→ WHAT IS BEING ASKED
Write out the records below once more, exactly as they stand.

→ DATA FOR THIS TASK
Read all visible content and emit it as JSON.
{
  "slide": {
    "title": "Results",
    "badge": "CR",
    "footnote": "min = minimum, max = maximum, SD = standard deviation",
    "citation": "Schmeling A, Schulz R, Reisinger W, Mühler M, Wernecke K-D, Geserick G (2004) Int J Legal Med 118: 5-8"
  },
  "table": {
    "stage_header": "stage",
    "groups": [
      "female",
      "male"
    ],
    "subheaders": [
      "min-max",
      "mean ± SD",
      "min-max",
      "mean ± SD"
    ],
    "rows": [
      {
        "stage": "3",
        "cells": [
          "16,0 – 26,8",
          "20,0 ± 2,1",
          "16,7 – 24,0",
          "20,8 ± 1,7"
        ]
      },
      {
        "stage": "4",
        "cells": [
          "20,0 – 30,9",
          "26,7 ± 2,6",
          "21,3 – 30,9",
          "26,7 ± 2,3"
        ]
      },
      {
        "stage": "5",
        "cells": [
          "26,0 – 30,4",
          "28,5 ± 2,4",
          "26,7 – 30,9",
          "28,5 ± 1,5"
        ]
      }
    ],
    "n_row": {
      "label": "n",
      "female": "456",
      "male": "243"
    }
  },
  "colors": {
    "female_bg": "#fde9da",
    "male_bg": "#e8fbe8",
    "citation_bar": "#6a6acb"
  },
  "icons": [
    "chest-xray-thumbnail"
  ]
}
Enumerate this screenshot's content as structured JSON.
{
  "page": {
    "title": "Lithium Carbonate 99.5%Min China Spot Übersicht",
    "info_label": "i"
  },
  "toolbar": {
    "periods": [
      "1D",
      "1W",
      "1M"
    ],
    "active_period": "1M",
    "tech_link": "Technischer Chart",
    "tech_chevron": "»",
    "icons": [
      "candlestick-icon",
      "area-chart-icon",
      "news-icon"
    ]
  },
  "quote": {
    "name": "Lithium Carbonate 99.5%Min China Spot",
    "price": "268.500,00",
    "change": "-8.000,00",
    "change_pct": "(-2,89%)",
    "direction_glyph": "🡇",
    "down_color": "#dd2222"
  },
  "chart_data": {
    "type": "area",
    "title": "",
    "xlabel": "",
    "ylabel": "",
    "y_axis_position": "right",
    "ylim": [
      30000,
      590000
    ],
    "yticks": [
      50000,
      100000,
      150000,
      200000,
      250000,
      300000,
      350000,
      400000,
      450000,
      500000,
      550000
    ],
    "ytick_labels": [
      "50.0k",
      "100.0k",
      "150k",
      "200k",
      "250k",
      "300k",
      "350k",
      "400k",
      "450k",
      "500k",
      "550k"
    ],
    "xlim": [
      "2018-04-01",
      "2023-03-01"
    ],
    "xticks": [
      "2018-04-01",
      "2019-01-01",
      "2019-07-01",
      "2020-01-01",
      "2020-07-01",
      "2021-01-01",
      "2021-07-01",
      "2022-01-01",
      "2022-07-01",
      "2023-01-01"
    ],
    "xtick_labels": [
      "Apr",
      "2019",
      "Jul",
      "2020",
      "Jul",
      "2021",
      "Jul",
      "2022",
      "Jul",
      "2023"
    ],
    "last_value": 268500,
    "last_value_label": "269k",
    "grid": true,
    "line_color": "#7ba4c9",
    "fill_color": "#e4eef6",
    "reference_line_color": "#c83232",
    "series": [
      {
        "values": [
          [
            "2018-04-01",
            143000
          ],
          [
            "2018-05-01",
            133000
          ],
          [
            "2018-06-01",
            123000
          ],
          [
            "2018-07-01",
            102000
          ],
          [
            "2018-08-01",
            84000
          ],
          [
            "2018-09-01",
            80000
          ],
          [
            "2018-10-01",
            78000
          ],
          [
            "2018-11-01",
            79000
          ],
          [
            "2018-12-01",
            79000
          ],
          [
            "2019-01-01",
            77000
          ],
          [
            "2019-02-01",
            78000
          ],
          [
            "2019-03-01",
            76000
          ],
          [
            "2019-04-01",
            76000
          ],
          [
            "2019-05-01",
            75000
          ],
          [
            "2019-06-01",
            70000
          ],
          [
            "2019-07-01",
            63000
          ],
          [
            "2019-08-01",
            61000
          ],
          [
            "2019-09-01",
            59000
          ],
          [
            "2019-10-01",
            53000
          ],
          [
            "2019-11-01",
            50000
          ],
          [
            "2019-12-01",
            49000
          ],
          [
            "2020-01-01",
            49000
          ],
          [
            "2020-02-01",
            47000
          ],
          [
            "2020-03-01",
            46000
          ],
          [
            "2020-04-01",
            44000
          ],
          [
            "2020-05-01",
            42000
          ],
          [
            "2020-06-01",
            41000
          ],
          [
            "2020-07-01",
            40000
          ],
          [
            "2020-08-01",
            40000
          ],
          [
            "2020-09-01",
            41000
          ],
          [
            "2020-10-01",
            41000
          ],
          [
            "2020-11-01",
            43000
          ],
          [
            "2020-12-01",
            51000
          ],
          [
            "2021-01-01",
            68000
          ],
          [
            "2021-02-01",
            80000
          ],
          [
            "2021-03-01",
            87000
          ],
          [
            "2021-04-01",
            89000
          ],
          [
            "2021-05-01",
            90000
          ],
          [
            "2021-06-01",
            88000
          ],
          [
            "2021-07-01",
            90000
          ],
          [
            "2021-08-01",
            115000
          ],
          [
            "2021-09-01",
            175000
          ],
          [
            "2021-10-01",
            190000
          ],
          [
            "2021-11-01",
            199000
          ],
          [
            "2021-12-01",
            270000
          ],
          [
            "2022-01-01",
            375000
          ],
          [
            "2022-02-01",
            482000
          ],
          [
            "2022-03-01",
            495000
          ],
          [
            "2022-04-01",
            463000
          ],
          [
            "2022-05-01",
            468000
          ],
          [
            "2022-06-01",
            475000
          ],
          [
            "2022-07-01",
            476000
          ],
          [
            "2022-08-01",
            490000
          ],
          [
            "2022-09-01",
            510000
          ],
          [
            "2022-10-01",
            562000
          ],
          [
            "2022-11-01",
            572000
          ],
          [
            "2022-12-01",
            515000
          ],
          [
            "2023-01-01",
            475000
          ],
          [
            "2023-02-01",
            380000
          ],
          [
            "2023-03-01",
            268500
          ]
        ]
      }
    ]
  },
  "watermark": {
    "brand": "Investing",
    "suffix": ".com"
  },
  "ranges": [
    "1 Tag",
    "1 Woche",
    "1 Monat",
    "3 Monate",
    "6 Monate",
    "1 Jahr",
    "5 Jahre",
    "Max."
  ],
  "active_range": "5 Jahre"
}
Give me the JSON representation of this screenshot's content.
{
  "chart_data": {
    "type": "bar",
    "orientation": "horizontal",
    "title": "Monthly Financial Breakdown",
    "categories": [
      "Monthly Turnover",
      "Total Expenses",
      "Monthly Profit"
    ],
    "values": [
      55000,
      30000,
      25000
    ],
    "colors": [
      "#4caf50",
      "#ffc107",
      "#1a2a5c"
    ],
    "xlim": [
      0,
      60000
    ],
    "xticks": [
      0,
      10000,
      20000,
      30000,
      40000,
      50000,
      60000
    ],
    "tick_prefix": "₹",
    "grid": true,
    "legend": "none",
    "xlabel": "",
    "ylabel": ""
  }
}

→ TASK RESPONSE
Read all visible content and emit it as JSON.
{
  "slide": {
    "title": "Results",
    "badge": "CR",
    "footnote": "min = minimum, max = maximum, SD = standard deviation",
    "citation": "Schmeling A, Schulz R, Reisinger W, Mühler M, Wernecke K-D, Geserick G (2004) Int J Legal Med 118: 5-8"
  },
  "table": {
    "stage_header": "stage",
    "groups": [
      "female",
      "male"
    ],
    "subheaders": [
      "min-max",
      "mean ± SD",
      "min-max",
      "mean ± SD"
    ],
    "rows": [
      {
        "stage": "3",
        "cells": [
          "16,0 – 26,8",
          "20,0 ± 2,1",
          "16,7 – 24,0",
          "20,8 ± 1,7"
        ]
      },
      {
        "stage": "4",
        "cells": [
          "20,0 – 30,9",
          "26,7 ± 2,6",
          "21,3 – 30,9",
          "26,7 ± 2,3"
        ]
      },
      {
        "stage": "5",
        "cells": [
          "26,0 – 30,4",
          "28,5 ± 2,4",
          "26,7 – 30,9",
          "28,5 ± 1,5"
        ]
      }
    ],
    "n_row": {
      "label": "n",
      "female": "456",
      "male": "243"
    }
  },
  "colors": {
    "female_bg": "#fde9da",
    "male_bg": "#e8fbe8",
    "citation_bar": "#6a6acb"
  },
  "icons": [
    "chest-xray-thumbnail"
  ]
}
Enumerate this screenshot's content as structured JSON.
{
  "page": {
    "title": "Lithium Carbonate 99.5%Min China Spot Übersicht",
    "info_label": "i"
  },
  "toolbar": {
    "periods": [
      "1D",
      "1W",
      "1M"
    ],
    "active_period": "1M",
    "tech_link": "Technischer Chart",
    "tech_chevron": "»",
    "icons": [
      "candlestick-icon",
      "area-chart-icon",
      "news-icon"
    ]
  },
  "quote": {
    "name": "Lithium Carbonate 99.5%Min China Spot",
    "price": "268.500,00",
    "change": "-8.000,00",
    "change_pct": "(-2,89%)",
    "direction_glyph": "🡇",
    "down_color": "#dd2222"
  },
  "chart_data": {
    "type": "area",
    "title": "",
    "xlabel": "",
    "ylabel": "",
    "y_axis_position": "right",
    "ylim": [
      30000,
      590000
    ],
    "yticks": [
      50000,
      100000,
      150000,
      200000,
      250000,
      300000,
      350000,
      400000,
      450000,
      500000,
      550000
    ],
    "ytick_labels": [
      "50.0k",
      "100.0k",
      "150k",
      "200k",
      "250k",
      "300k",
      "350k",
      "400k",
      "450k",
      "500k",
      "550k"
    ],
    "xlim": [
      "2018-04-01",
      "2023-03-01"
    ],
    "xticks": [
      "2018-04-01",
      "2019-01-01",
      "2019-07-01",
      "2020-01-01",
      "2020-07-01",
      "2021-01-01",
      "2021-07-01",
      "2022-01-01",
      "2022-07-01",
      "2023-01-01"
    ],
    "xtick_labels": [
      "Apr",
      "2019",
      "Jul",
      "2020",
      "Jul",
      "2021",
      "Jul",
      "2022",
      "Jul",
      "2023"
    ],
    "last_value": 268500,
    "last_value_label": "269k",
    "grid": true,
    "line_color": "#7ba4c9",
    "fill_color": "#e4eef6",
    "reference_line_color": "#c83232",
    "series": [
      {
        "values": [
          [
            "2018-04-01",
            143000
          ],
          [
            "2018-05-01",
            133000
          ],
          [
            "2018-06-01",
            123000
          ],
          [
            "2018-07-01",
            102000
          ],
          [
            "2018-08-01",
            84000
          ],
          [
            "2018-09-01",
            80000
          ],
          [
            "2018-10-01",
            78000
          ],
          [
            "2018-11-01",
            79000
          ],
          [
            "2018-12-01",
            79000
          ],
          [
            "2019-01-01",
            77000
          ],
          [
            "2019-02-01",
            78000
          ],
          [
            "2019-03-01",
            76000
          ],
          [
            "2019-04-01",
            76000
          ],
          [
            "2019-05-01",
            75000
          ],
          [
            "2019-06-01",
            70000
          ],
          [
            "2019-07-01",
            63000
          ],
          [
            "2019-08-01",
            61000
          ],
          [
            "2019-09-01",
            59000
          ],
          [
            "2019-10-01",
            53000
          ],
          [
            "2019-11-01",
            50000
          ],
          [
            "2019-12-01",
            49000
          ],
          [
            "2020-01-01",
            49000
          ],
          [
            "2020-02-01",
            47000
          ],
          [
            "2020-03-01",
            46000
          ],
          [
            "2020-04-01",
            44000
          ],
          [
            "2020-05-01",
            42000
          ],
          [
            "2020-06-01",
            41000
          ],
          [
            "2020-07-01",
            40000
          ],
          [
            "2020-08-01",
            40000
          ],
          [
            "2020-09-01",
            41000
          ],
          [
            "2020-10-01",
            41000
          ],
          [
            "2020-11-01",
            43000
          ],
          [
            "2020-12-01",
            51000
          ],
          [
            "2021-01-01",
            68000
          ],
          [
            "2021-02-01",
            80000
          ],
          [
            "2021-03-01",
            87000
          ],
          [
            "2021-04-01",
            89000
          ],
          [
            "2021-05-01",
            90000
          ],
          [
            "2021-06-01",
            88000
          ],
          [
            "2021-07-01",
            90000
          ],
          [
            "2021-08-01",
            115000
          ],
          [
            "2021-09-01",
            175000
          ],
          [
            "2021-10-01",
            190000
          ],
          [
            "2021-11-01",
            199000
          ],
          [
            "2021-12-01",
            270000
          ],
          [
            "2022-01-01",
            375000
          ],
          [
            "2022-02-01",
            482000
          ],
          [
            "2022-03-01",
            495000
          ],
          [
            "2022-04-01",
            463000
          ],
          [
            "2022-05-01",
            468000
          ],
          [
            "2022-06-01",
            475000
          ],
          [
            "2022-07-01",
            476000
          ],
          [
            "2022-08-01",
            490000
          ],
          [
            "2022-09-01",
            510000
          ],
          [
            "2022-10-01",
            562000
          ],
          [
            "2022-11-01",
            572000
          ],
          [
            "2022-12-01",
            515000
          ],
          [
            "2023-01-01",
            475000
          ],
          [
            "2023-02-01",
            380000
          ],
          [
            "2023-03-01",
            268500
          ]
        ]
      }
    ]
  },
  "watermark": {
    "brand": "Investing",
    "suffix": ".com"
  },
  "ranges": [
    "1 Tag",
    "1 Woche",
    "1 Monat",
    "3 Monate",
    "6 Monate",
    "1 Jahr",
    "5 Jahre",
    "Max."
  ],
  "active_range": "5 Jahre"
}
Give me the JSON representation of this screenshot's content.
{
  "chart_data": {
    "type": "bar",
    "orientation": "horizontal",
    "title": "Monthly Financial Breakdown",
    "categories": [
      "Monthly Turnover",
      "Total Expenses",
      "Monthly Profit"
    ],
    "values": [
      55000,
      30000,
      25000
    ],
    "colors": [
      "#4caf50",
      "#ffc107",
      "#1a2a5c"
    ],
    "xlim": [
      0,
      60000
    ],
    "xticks": [
      0,
      10000,
      20000,
      30000,
      40000,
      50000,
      60000
    ],
    "tick_prefix": "₹",
    "grid": true,
    "legend": "none",
    "xlabel": "",
    "ylabel": ""
  }
}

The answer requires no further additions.